> **The request**
Where a line holds "Firefox", copy it.

A run of records
○ ○ ○

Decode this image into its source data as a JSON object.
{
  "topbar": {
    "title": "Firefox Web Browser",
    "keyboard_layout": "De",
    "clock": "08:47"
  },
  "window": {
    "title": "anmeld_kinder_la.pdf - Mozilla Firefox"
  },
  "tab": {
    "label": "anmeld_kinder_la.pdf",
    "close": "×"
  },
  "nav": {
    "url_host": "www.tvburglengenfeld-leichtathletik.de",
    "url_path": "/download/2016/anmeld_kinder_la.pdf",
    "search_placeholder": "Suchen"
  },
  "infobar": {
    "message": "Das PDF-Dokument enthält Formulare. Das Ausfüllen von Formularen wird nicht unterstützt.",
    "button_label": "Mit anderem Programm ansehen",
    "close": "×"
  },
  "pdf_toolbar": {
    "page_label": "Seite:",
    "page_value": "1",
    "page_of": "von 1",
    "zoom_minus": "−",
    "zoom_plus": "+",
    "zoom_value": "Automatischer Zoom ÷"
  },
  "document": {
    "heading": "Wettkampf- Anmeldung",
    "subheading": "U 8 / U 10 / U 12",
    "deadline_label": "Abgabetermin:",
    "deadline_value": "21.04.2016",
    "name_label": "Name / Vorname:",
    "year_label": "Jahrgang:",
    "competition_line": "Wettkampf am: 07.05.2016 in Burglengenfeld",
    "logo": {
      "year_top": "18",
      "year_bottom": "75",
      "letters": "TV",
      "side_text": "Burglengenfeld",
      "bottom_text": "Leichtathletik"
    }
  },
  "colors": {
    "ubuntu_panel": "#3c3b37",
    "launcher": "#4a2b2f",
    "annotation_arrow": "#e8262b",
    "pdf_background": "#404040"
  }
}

○ ○ ○

> **Problem solution**
    "title": "Firefox Web Browser",
    "title": "anmeld_kinder_la.pdf - Mozilla Firefox"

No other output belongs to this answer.